#### WHAT THE TASK ASKS:
Verbatim output of all the material below is required.

Raw records
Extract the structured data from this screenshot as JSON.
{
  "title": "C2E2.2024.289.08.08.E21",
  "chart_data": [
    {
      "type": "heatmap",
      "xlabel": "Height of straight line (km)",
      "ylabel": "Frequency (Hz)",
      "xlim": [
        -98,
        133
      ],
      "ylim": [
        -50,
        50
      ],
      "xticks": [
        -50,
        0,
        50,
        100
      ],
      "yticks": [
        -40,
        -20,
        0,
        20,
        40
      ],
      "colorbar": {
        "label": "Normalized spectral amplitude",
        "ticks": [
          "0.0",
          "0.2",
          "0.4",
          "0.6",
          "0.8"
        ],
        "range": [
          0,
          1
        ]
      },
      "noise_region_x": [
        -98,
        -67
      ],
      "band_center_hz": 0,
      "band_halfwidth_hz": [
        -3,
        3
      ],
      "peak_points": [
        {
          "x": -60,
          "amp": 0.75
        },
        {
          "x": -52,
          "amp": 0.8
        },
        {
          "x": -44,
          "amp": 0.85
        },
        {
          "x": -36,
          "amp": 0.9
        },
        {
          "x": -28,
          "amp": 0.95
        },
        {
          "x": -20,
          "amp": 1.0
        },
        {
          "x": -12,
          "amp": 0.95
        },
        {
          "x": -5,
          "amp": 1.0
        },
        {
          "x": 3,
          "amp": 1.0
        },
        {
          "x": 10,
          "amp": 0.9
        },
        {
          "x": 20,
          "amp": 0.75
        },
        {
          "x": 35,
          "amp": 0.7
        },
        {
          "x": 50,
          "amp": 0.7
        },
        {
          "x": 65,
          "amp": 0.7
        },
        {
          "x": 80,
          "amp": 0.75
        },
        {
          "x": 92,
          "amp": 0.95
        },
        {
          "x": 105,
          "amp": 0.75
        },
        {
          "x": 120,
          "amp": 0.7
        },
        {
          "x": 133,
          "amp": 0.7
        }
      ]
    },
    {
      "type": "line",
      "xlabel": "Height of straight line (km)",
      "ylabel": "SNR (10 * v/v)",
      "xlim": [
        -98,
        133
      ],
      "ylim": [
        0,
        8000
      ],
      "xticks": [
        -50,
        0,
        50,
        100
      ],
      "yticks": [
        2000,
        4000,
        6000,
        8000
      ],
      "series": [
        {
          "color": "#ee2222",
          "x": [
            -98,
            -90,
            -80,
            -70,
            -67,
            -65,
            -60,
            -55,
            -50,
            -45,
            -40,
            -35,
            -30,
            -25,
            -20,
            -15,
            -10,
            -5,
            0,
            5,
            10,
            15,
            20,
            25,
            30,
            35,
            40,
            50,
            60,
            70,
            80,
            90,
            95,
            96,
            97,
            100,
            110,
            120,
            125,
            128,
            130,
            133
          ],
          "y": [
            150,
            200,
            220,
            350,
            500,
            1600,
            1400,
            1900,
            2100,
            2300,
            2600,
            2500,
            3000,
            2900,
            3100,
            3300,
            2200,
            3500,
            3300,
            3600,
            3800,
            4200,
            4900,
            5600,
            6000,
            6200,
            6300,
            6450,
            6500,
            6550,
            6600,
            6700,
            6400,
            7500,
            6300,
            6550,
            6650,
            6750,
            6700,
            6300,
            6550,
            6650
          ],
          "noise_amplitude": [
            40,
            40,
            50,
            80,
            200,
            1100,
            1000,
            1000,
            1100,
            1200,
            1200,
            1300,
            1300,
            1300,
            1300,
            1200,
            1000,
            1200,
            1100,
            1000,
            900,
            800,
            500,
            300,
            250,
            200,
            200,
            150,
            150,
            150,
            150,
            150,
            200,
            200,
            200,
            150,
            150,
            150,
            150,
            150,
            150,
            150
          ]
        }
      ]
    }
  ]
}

#### ANSWER FOR THIS EXERCISE:
Extract the structured data from this screenshot as JSON.
{
  "title": "C2E2.2024.289.08.08.E21",
  "chart_data": [
    {
      "type": "heatmap",
      "xlabel": "Height of straight line (km)",
      "ylabel": "Frequency (Hz)",
      "xlim": [
        -98,
        133
      ],
      "ylim": [
        -50,
        50
      ],
      "xticks": [
        -50,
        0,
        50,
        100
      ],
      "yticks": [
        -40,
        -20,
        0,
        20,
        40
      ],
      "colorbar": {
        "label": "Normalized spectral amplitude",
        "ticks": [
          "0.0",
          "0.2",
          "0.4",
          "0.6",
          "0.8"
        ],
        "range": [
          0,
          1
        ]
      },
      "noise_region_x": [
        -98,
        -67
      ],
      "band_center_hz": 0,
      "band_halfwidth_hz": [
        -3,
        3
      ],
      "peak_points": [
        {
          "x": -60,
          "amp": 0.75
        },
        {
          "x": -52,
          "amp": 0.8
        },
        {
          "x": -44,
          "amp": 0.85
        },
        {
          "x": -36,
          "amp": 0.9
        },
        {
          "x": -28,
          "amp": 0.95
        },
        {
          "x": -20,
          "amp": 1.0
        },
        {
          "x": -12,
          "amp": 0.95
        },
        {
          "x": -5,
          "amp": 1.0
        },
        {
          "x": 3,
          "amp": 1.0
        },
        {
          "x": 10,
          "amp": 0.9
        },
        {
          "x": 20,
          "amp": 0.75
        },
        {
          "x": 35,
          "amp": 0.7
        },
        {
          "x": 50,
          "amp": 0.7
        },
        {
          "x": 65,
          "amp": 0.7
        },
        {
          "x": 80,
          "amp": 0.75
        },
        {
          "x": 92,
          "amp": 0.95
        },
        {
          "x": 105,
          "amp": 0.75
        },
        {
          "x": 120,
          "amp": 0.7
        },
        {
          "x": 133,
          "amp": 0.7
        }
      ]
    },
    {
      "type": "line",
      "xlabel": "Height of straight line (km)",
      "ylabel": "SNR (10 * v/v)",
      "xlim": [
        -98,
        133
      ],
      "ylim": [
        0,
        8000
      ],
      "xticks": [
        -50,
        0,
        50,
        100
      ],
      "yticks": [
        2000,
        4000,
        6000,
        8000
      ],
      "series": [
        {
          "color": "#ee2222",
          "x": [
            -98,
            -90,
            -80,
            -70,
            -67,
            -65,
            -60,
            -55,
            -50,
            -45,
            -40,
            -35,
            -30,
            -25,
            -20,
            -15,
            -10,
            -5,
            0,
            5,
            10,
            15,
            20,
            25,
            30,
            35,
            40,
            50,
            60,
            70,
            80,
            90,
            95,
            96,
            97,
            100,
            110,
            120,
            125,
            128,
            130,
            133
          ],
          "y": [
            150,
            200,
            220,
            350,
            500,
            1600,
            1400,
            1900,
            2100,
            2300,
            2600,
            2500,
            3000,
            2900,
            3100,
            3300,
            2200,
            3500,
            3300,
            3600,
            3800,
            4200,
            4900,
            5600,
            6000,
            6200,
            6300,
            6450,
            6500,
            6550,
            6600,
            6700,
            6400,
            7500,
            6300,
            6550,
            6650,
            6750,
            6700,
            6300,
            6550,
            6650
          ],
          "noise_amplitude": [
            40,
            40,
            50,
            80,
            200,
            1100,
            1000,
            1000,
            1100,
            1200,
            1200,
            1300,
            1300,
            1300,
            1300,
            1200,
            1000,
            1200,
            1100,
            1000,
            900,
            800,
            500,
            300,
            250,
            200,
            200,
            150,
            150,
            150,
            150,
            150,
            200,
            200,
            200,
            150,
            150,
            150,
            150,
            150,
            150,
            150
          ]
        }
      ]
    }
  ]
}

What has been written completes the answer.